- PROBLEM DETAILS
Your task is to filter the data below down to the lines holding "this".

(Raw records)
* * * * * * *

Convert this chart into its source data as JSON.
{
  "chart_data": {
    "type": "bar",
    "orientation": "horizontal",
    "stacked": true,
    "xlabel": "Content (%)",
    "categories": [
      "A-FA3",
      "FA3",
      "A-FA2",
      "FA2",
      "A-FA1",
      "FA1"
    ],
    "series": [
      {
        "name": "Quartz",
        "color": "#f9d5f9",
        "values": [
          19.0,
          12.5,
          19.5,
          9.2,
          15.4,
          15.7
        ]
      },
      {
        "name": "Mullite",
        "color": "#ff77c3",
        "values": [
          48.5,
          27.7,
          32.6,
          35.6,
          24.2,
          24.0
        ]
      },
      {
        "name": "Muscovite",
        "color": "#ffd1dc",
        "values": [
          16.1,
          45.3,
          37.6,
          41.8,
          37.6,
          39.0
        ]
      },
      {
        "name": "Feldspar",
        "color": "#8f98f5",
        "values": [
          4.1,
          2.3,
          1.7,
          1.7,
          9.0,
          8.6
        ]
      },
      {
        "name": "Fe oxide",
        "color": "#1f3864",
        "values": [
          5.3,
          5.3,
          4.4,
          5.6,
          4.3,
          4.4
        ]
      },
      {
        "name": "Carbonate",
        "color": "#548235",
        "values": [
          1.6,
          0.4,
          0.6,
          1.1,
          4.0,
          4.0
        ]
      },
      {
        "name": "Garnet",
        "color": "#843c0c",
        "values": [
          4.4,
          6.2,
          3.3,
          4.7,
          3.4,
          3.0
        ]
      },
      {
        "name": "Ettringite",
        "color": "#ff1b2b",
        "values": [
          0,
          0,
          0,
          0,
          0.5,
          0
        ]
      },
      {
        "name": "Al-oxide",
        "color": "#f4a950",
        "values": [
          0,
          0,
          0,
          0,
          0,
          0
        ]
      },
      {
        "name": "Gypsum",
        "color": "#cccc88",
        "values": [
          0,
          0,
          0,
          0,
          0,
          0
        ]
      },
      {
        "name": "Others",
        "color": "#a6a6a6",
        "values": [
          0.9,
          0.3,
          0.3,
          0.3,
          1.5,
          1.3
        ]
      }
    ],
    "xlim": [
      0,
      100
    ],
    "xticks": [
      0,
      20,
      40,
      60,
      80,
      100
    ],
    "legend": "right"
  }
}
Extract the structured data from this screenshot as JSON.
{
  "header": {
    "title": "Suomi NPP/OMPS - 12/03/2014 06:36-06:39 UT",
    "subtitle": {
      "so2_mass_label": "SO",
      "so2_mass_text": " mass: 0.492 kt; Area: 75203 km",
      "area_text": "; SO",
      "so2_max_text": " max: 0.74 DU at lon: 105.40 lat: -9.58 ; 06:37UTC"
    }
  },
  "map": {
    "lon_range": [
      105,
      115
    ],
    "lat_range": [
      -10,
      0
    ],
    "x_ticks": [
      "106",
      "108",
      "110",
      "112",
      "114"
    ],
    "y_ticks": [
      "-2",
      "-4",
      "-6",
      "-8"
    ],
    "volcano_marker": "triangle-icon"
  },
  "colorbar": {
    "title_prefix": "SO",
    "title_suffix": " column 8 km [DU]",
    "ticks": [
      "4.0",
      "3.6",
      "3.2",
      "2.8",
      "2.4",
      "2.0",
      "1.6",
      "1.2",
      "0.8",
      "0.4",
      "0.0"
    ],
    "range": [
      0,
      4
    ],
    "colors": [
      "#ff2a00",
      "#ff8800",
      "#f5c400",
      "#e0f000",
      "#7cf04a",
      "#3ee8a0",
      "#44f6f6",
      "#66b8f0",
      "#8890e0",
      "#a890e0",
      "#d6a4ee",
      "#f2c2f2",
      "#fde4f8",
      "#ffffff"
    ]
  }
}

* * * * * * *

- RESPONSE TO THE EXERCISE
Convert this chart into its source data as JSON.
Extract the structured data from this screenshot as JSON.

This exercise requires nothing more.